== GOAL ==
Copy every entry precisely.
-- START --
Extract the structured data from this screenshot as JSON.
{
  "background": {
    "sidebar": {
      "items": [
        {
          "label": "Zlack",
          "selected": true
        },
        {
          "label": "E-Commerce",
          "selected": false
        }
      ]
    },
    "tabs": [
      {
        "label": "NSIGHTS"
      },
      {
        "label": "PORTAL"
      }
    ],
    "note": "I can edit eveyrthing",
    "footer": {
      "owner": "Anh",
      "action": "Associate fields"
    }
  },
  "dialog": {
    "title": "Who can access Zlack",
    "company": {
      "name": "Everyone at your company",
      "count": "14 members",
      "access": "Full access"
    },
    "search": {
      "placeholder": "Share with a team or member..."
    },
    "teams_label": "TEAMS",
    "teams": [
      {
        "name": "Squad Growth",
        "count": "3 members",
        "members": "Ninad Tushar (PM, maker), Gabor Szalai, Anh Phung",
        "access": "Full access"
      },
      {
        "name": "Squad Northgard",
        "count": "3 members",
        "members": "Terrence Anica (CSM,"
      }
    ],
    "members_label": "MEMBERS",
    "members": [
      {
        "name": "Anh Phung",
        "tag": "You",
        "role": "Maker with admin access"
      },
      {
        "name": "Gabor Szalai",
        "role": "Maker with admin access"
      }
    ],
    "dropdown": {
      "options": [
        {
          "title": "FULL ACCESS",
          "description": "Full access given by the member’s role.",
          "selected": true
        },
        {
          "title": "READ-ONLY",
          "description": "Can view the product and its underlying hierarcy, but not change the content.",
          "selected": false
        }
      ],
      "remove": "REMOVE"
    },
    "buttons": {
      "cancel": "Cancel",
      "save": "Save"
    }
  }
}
-- END --
== ANSWER TO THIS EXERCISE ==
Extract the structured data from this screenshot as JSON.
{
  "background": {
    "sidebar": {
      "items": [
        {
          "label": "Zlack",
          "selected": true
        },
        {
          "label": "E-Commerce",
          "selected": false
        }
      ]
    },
    "tabs": [
      {
        "label": "NSIGHTS"
      },
      {
        "label": "PORTAL"
      }
    ],
    "note": "I can edit eveyrthing",
    "footer": {
      "owner": "Anh",
      "action": "Associate fields"
    }
  },
  "dialog": {
    "title": "Who can access Zlack",
    "company": {
      "name": "Everyone at your company",
      "count": "14 members",
      "access": "Full access"
    },
    "search": {
      "placeholder": "Share with a team or member..."
    },
    "teams_label": "TEAMS",
    "teams": [
      {
        "name": "Squad Growth",
        "count": "3 members",
        "members": "Ninad Tushar (PM, maker), Gabor Szalai, Anh Phung",
        "access": "Full access"
      },
      {
        "name": "Squad Northgard",
        "count": "3 members",
        "members": "Terrence Anica (CSM,"
      }
    ],
    "members_label": "MEMBERS",
    "members": [
      {
        "name": "Anh Phung",
        "tag": "You",
        "role": "Maker with admin access"
      },
      {
        "name": "Gabor Szalai",
        "role": "Maker with admin access"
      }
    ],
    "dropdown": {
      "options": [
        {
          "title": "FULL ACCESS",
          "description": "Full access given by the member’s role.",
          "selected": true
        },
        {
          "title": "READ-ONLY",
          "description": "Can view the product and its underlying hierarcy, but not change the content.",
          "selected": false
        }
      ],
      "remove": "REMOVE"
    },
    "buttons": {
      "cancel": "Cancel",
      "save": "Save"
    }
  }
}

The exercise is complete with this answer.